Job:
Show all lines of the listing that hold the word "this".
========================================
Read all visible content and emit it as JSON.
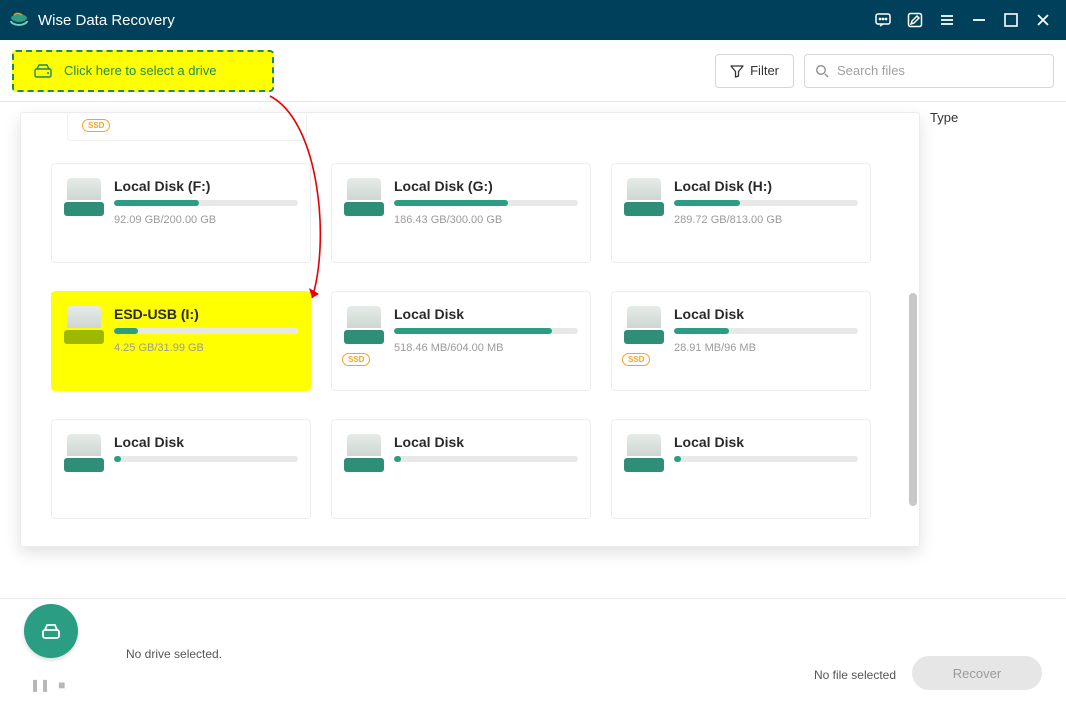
{
  "app": {
    "title": "Wise Data Recovery"
  },
  "toolbar": {
    "select_drive_label": "Click here to select a drive",
    "filter_label": "Filter",
    "search_placeholder": "Search files"
  },
  "columns": {
    "type": "Type"
  },
  "drives": [
    {
      "name": "Local Disk (F:)",
      "size": "92.09 GB/200.00 GB",
      "pct": 46,
      "kind": "hdd",
      "highlight": false
    },
    {
      "name": "Local Disk (G:)",
      "size": "186.43 GB/300.00 GB",
      "pct": 62,
      "kind": "hdd",
      "highlight": false
    },
    {
      "name": "Local Disk (H:)",
      "size": "289.72 GB/813.00 GB",
      "pct": 36,
      "kind": "hdd",
      "highlight": false
    },
    {
      "name": "ESD-USB (I:)",
      "size": "4.25 GB/31.99 GB",
      "pct": 13,
      "kind": "usb",
      "highlight": true
    },
    {
      "name": "Local Disk",
      "size": "518.46 MB/604.00 MB",
      "pct": 86,
      "kind": "ssd",
      "highlight": false
    },
    {
      "name": "Local Disk",
      "size": "28.91 MB/96 MB",
      "pct": 30,
      "kind": "ssd",
      "highlight": false
    },
    {
      "name": "Local Disk",
      "size": "",
      "pct": 4,
      "kind": "hdd",
      "highlight": false
    },
    {
      "name": "Local Disk",
      "size": "",
      "pct": 4,
      "kind": "hdd",
      "highlight": false
    },
    {
      "name": "Local Disk",
      "size": "",
      "pct": 4,
      "kind": "hdd",
      "highlight": false
    }
  ],
  "footer": {
    "no_drive": "No drive selected.",
    "no_file": "No file selected",
    "recover": "Recover"
  },
  "badge": {
    "ssd": "SSD"
  }
}
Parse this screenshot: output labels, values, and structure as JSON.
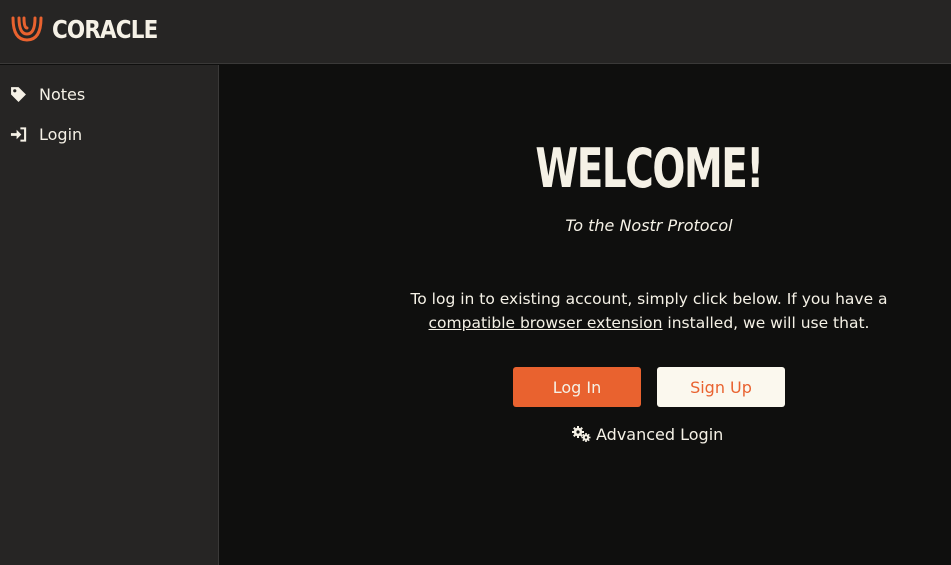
{
  "app": {
    "name": "CORACLE",
    "brand_color": "#e9622f"
  },
  "sidebar": {
    "items": [
      {
        "label": "Notes",
        "icon": "tag-icon"
      },
      {
        "label": "Login",
        "icon": "sign-in-icon"
      }
    ]
  },
  "main": {
    "heading": "WELCOME!",
    "subtitle": "To the Nostr Protocol",
    "intro_before": "To log in to existing account, simply click below. If you have a ",
    "intro_link": "compatible browser extension",
    "intro_after": " installed, we will use that.",
    "login_button": "Log In",
    "signup_button": "Sign Up",
    "advanced_login": "Advanced Login"
  }
}
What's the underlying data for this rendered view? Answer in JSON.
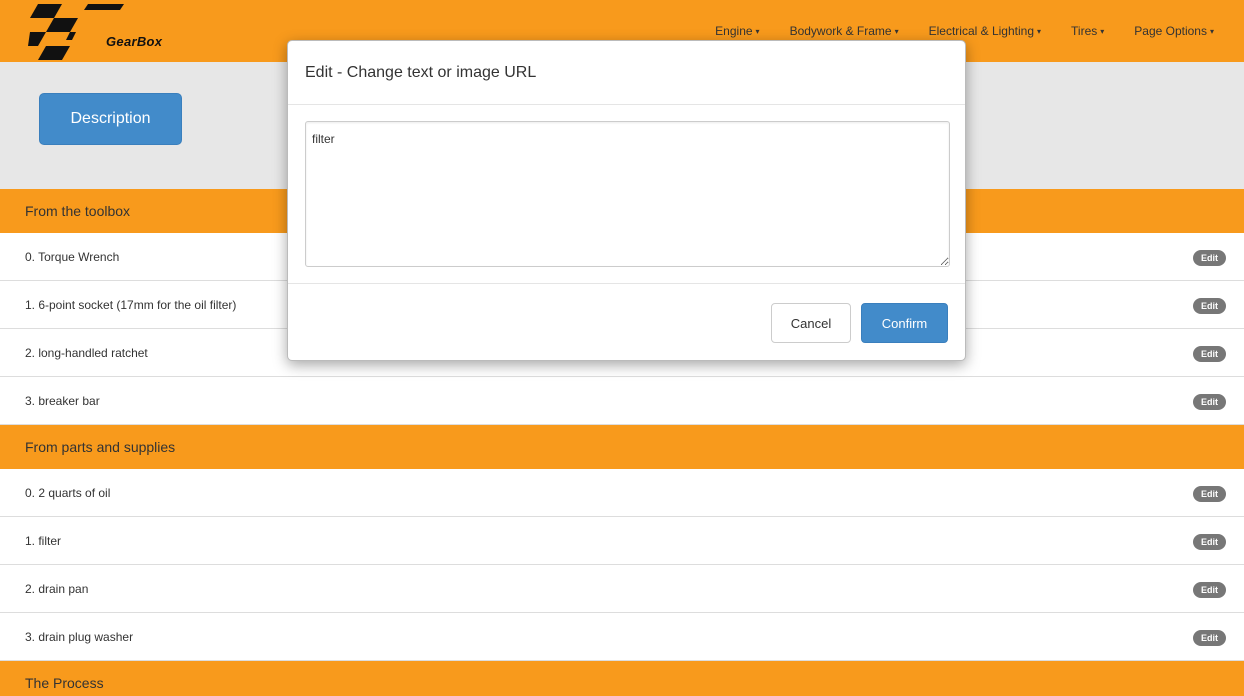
{
  "brand": {
    "name": "GearBox"
  },
  "nav": {
    "items": [
      {
        "label": "Engine"
      },
      {
        "label": "Bodywork & Frame"
      },
      {
        "label": "Electrical & Lighting"
      },
      {
        "label": "Tires"
      },
      {
        "label": "Page Options"
      }
    ]
  },
  "jumbotron": {
    "button_label": "Description"
  },
  "sections": [
    {
      "title": "From the toolbox",
      "items": [
        {
          "label": "0. Torque Wrench",
          "edit": "Edit"
        },
        {
          "label": "1. 6-point socket (17mm for the oil filter)",
          "edit": "Edit"
        },
        {
          "label": "2. long-handled ratchet",
          "edit": "Edit"
        },
        {
          "label": "3. breaker bar",
          "edit": "Edit"
        }
      ]
    },
    {
      "title": "From parts and supplies",
      "items": [
        {
          "label": "0. 2 quarts of oil",
          "edit": "Edit"
        },
        {
          "label": "1. filter",
          "edit": "Edit"
        },
        {
          "label": "2. drain pan",
          "edit": "Edit"
        },
        {
          "label": "3. drain plug washer",
          "edit": "Edit"
        }
      ]
    },
    {
      "title": "The Process",
      "items": []
    }
  ],
  "modal": {
    "title": "Edit - Change text or image URL",
    "textarea_value": "filter",
    "cancel_label": "Cancel",
    "confirm_label": "Confirm"
  },
  "colors": {
    "brand_orange": "#f89a1c",
    "primary_blue": "#428bca",
    "badge_gray": "#777777"
  }
}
========================================
Task output:
Parse this screenshot: output labels, values, and structure as JSON.
What's the underlying data for this rendered view? Answer in JSON.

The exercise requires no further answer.